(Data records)
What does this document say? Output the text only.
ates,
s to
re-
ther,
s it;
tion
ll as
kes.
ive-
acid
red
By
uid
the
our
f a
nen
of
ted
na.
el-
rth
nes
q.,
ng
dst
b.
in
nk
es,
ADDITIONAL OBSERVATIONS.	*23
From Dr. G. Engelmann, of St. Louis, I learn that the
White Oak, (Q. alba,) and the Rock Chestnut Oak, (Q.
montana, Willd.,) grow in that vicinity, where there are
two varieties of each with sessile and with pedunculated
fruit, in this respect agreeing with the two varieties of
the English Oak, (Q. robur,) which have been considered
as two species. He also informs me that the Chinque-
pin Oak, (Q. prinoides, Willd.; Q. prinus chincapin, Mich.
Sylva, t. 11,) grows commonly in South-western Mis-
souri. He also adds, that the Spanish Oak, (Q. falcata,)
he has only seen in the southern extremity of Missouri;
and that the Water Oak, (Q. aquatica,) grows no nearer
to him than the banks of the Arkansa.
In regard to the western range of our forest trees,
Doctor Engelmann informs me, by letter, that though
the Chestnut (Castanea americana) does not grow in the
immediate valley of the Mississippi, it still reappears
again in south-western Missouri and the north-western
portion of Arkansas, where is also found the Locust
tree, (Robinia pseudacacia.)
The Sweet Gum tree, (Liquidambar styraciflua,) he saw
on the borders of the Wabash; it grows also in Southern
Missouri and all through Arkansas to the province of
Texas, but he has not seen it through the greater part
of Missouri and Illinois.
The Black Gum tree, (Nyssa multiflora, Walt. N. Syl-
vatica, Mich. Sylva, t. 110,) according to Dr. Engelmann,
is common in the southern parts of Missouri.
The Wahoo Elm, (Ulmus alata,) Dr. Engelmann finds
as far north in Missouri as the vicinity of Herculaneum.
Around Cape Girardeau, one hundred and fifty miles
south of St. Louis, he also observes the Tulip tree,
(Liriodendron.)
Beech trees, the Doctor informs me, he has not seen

Objective:
Return every line holding the word "vicinity" from the records.

The result:
montana, Willd.,) grow in that vicinity, where there are
as far north in Missouri as the vicinity of Herculaneum.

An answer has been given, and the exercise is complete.